WORK TO COMPLETE: Exact repetition of every entry is required.

INPUT ROWS:
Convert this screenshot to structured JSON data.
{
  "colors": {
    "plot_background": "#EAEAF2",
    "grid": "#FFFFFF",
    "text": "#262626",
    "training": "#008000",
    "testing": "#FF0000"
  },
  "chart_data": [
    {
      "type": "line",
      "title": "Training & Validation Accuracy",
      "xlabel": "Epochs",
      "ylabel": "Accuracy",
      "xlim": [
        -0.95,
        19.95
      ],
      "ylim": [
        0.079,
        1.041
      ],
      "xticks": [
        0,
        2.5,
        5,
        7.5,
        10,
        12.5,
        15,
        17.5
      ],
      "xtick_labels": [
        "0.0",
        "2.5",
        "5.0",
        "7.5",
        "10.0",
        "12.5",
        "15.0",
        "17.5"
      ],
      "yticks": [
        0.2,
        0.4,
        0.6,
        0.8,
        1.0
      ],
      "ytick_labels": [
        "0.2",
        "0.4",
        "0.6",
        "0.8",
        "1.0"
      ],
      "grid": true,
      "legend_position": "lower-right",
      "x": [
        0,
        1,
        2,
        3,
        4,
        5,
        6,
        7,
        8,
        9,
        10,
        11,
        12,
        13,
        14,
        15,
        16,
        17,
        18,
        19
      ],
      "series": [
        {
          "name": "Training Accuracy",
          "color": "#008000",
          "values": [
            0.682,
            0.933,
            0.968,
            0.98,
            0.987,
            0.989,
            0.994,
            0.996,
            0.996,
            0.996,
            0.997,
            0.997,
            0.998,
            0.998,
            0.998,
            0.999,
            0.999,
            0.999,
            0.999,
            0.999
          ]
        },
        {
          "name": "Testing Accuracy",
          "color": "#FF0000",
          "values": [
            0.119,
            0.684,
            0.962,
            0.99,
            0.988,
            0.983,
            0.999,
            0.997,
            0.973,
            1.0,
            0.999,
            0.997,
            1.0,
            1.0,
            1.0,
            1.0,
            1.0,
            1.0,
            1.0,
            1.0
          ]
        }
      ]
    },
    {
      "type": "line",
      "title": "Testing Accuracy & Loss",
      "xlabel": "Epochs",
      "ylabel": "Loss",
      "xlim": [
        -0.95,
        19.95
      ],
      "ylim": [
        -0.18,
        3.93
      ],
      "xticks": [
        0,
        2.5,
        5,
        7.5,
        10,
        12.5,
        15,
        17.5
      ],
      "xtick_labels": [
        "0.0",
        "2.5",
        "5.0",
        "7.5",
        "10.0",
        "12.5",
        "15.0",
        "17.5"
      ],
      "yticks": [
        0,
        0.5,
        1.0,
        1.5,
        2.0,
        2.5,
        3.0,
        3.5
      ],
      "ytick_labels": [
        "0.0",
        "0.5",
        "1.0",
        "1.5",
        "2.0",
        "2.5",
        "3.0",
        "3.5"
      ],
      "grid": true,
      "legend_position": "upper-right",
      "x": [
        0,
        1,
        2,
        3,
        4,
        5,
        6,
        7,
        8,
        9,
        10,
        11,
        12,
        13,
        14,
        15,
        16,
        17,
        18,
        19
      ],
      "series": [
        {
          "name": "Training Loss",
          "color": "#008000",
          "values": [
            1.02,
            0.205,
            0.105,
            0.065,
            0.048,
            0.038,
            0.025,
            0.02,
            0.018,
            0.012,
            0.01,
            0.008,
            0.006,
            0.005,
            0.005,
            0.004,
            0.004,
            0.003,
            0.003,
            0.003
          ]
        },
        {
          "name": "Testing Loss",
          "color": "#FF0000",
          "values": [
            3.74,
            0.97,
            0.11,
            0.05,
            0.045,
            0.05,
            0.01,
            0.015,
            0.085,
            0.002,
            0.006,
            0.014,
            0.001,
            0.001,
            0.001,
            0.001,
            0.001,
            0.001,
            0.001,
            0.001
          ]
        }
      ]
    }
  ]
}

WRITTEN ANSWER:
Convert this screenshot to structured JSON data.
{
  "colors": {
    "plot_background": "#EAEAF2",
    "grid": "#FFFFFF",
    "text": "#262626",
    "training": "#008000",
    "testing": "#FF0000"
  },
  "chart_data": [
    {
      "type": "line",
      "title": "Training & Validation Accuracy",
      "xlabel": "Epochs",
      "ylabel": "Accuracy",
      "xlim": [
        -0.95,
        19.95
      ],
      "ylim": [
        0.079,
        1.041
      ],
      "xticks": [
        0,
        2.5,
        5,
        7.5,
        10,
        12.5,
        15,
        17.5
      ],
      "xtick_labels": [
        "0.0",
        "2.5",
        "5.0",
        "7.5",
        "10.0",
        "12.5",
        "15.0",
        "17.5"
      ],
      "yticks": [
        0.2,
        0.4,
        0.6,
        0.8,
        1.0
      ],
      "ytick_labels": [
        "0.2",
        "0.4",
        "0.6",
        "0.8",
        "1.0"
      ],
      "grid": true,
      "legend_position": "lower-right",
      "x": [
        0,
        1,
        2,
        3,
        4,
        5,
        6,
        7,
        8,
        9,
        10,
        11,
        12,
        13,
        14,
        15,
        16,
        17,
        18,
        19
      ],
      "series": [
        {
          "name": "Training Accuracy",
          "color": "#008000",
          "values": [
            0.682,
            0.933,
            0.968,
            0.98,
            0.987,
            0.989,
            0.994,
            0.996,
            0.996,
            0.996,
            0.997,
            0.997,
            0.998,
            0.998,
            0.998,
            0.999,
            0.999,
            0.999,
            0.999,
            0.999
          ]
        },
        {
          "name": "Testing Accuracy",
          "color": "#FF0000",
          "values": [
            0.119,
            0.684,
            0.962,
            0.99,
            0.988,
            0.983,
            0.999,
            0.997,
            0.973,
            1.0,
            0.999,
            0.997,
            1.0,
            1.0,
            1.0,
            1.0,
            1.0,
            1.0,
            1.0,
            1.0
          ]
        }
      ]
    },
    {
      "type": "line",
      "title": "Testing Accuracy & Loss",
      "xlabel": "Epochs",
      "ylabel": "Loss",
      "xlim": [
        -0.95,
        19.95
      ],
      "ylim": [
        -0.18,
        3.93
      ],
      "xticks": [
        0,
        2.5,
        5,
        7.5,
        10,
        12.5,
        15,
        17.5
      ],
      "xtick_labels": [
        "0.0",
        "2.5",
        "5.0",
        "7.5",
        "10.0",
        "12.5",
        "15.0",
        "17.5"
      ],
      "yticks": [
        0,
        0.5,
        1.0,
        1.5,
        2.0,
        2.5,
        3.0,
        3.5
      ],
      "ytick_labels": [
        "0.0",
        "0.5",
        "1.0",
        "1.5",
        "2.0",
        "2.5",
        "3.0",
        "3.5"
      ],
      "grid": true,
      "legend_position": "upper-right",
      "x": [
        0,
        1,
        2,
        3,
        4,
        5,
        6,
        7,
        8,
        9,
        10,
        11,
        12,
        13,
        14,
        15,
        16,
        17,
        18,
        19
      ],
      "series": [
        {
          "name": "Training Loss",
          "color": "#008000",
          "values": [
            1.02,
            0.205,
            0.105,
            0.065,
            0.048,
            0.038,
            0.025,
            0.02,
            0.018,
            0.012,
            0.01,
            0.008,
            0.006,
            0.005,
            0.005,
            0.004,
            0.004,
            0.003,
            0.003,
            0.003
          ]
        },
        {
          "name": "Testing Loss",
          "color": "#FF0000",
          "values": [
            3.74,
            0.97,
            0.11,
            0.05,
            0.045,
            0.05,
            0.01,
            0.015,
            0.085,
            0.002,
            0.006,
            0.014,
            0.001,
            0.001,
            0.001,
            0.001,
            0.001,
            0.001,
            0.001,
            0.001
          ]
        }
      ]
    }
  ]
}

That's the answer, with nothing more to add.